Dataset excerpt
"""

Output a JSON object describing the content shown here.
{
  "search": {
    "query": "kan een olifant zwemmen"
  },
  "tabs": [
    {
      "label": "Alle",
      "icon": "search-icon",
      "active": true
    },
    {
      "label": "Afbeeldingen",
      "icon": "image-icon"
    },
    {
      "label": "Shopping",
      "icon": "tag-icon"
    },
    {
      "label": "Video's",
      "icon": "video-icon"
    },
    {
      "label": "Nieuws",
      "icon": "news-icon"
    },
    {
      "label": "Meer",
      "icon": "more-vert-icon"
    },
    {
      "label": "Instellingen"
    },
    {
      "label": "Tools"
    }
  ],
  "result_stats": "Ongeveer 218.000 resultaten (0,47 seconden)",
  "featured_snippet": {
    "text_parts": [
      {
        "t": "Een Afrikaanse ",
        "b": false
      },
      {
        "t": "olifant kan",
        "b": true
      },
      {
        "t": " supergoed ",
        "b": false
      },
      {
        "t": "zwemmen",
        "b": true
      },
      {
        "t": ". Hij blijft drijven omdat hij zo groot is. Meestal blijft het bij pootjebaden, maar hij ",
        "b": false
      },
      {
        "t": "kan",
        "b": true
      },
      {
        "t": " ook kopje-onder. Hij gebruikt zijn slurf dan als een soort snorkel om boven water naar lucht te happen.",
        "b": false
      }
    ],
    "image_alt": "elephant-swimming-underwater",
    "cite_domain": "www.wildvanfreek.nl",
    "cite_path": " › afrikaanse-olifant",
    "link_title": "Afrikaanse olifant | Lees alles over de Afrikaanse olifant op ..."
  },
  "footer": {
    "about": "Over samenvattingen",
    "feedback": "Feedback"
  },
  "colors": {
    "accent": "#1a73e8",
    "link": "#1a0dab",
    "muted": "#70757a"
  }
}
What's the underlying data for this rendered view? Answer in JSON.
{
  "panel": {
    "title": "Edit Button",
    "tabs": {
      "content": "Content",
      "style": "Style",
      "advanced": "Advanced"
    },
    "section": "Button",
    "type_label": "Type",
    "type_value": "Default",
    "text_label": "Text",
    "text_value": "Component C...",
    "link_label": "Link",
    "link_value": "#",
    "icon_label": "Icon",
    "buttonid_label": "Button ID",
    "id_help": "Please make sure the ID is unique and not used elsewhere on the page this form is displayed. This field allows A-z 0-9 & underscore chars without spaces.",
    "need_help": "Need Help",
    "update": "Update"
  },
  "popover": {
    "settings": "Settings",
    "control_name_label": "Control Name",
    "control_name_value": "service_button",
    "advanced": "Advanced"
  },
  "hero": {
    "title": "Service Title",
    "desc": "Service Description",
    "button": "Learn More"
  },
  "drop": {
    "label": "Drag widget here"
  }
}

"""

What needs to be done
Using the material above, copy every line in which the string "JSON" occurs.

Written answer
Output a JSON object describing the content shown here.
What's the underlying data for this rendered view? Answer in JSON.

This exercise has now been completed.